Set task | Write out each entry, exactly the way it appears.

Data lines |
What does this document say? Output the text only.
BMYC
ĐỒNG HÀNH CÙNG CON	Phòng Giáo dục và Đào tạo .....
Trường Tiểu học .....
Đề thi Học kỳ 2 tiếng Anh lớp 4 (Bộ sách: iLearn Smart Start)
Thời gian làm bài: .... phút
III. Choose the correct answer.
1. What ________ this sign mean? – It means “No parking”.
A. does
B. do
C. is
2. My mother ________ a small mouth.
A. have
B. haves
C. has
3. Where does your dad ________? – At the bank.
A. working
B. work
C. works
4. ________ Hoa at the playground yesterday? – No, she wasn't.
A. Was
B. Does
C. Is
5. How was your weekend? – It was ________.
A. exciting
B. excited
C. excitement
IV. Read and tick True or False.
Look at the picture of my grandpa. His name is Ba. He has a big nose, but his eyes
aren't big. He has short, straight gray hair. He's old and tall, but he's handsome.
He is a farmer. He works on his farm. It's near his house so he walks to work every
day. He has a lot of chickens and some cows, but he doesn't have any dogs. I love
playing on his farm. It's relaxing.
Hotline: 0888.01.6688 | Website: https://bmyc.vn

Correct output |
What does this document say? Output the text only.
BMYC
ĐỒNG HÀNH CÙNG CON	Phòng Giáo dục và Đào tạo .....
Trường Tiểu học .....
Đề thi Học kỳ 2 tiếng Anh lớp 4 (Bộ sách: iLearn Smart Start)
Thời gian làm bài: .... phút
III. Choose the correct answer.
1. What ________ this sign mean? – It means “No parking”.
A. does
B. do
C. is
2. My mother ________ a small mouth.
A. have
B. haves
C. has
3. Where does your dad ________? – At the bank.
A. working
B. work
C. works
4. ________ Hoa at the playground yesterday? – No, she wasn't.
A. Was
B. Does
C. Is
5. How was your weekend? – It was ________.
A. exciting
B. excited
C. excitement
IV. Read and tick True or False.
Look at the picture of my grandpa. His name is Ba. He has a big nose, but his eyes
aren't big. He has short, straight gray hair. He's old and tall, but he's handsome.
He is a farmer. He works on his farm. It's near his house so he walks to work every
day. He has a lot of chickens and some cows, but he doesn't have any dogs. I love
playing on his farm. It's relaxing.
Hotline: 0888.01.6688 | Website: https://bmyc.vn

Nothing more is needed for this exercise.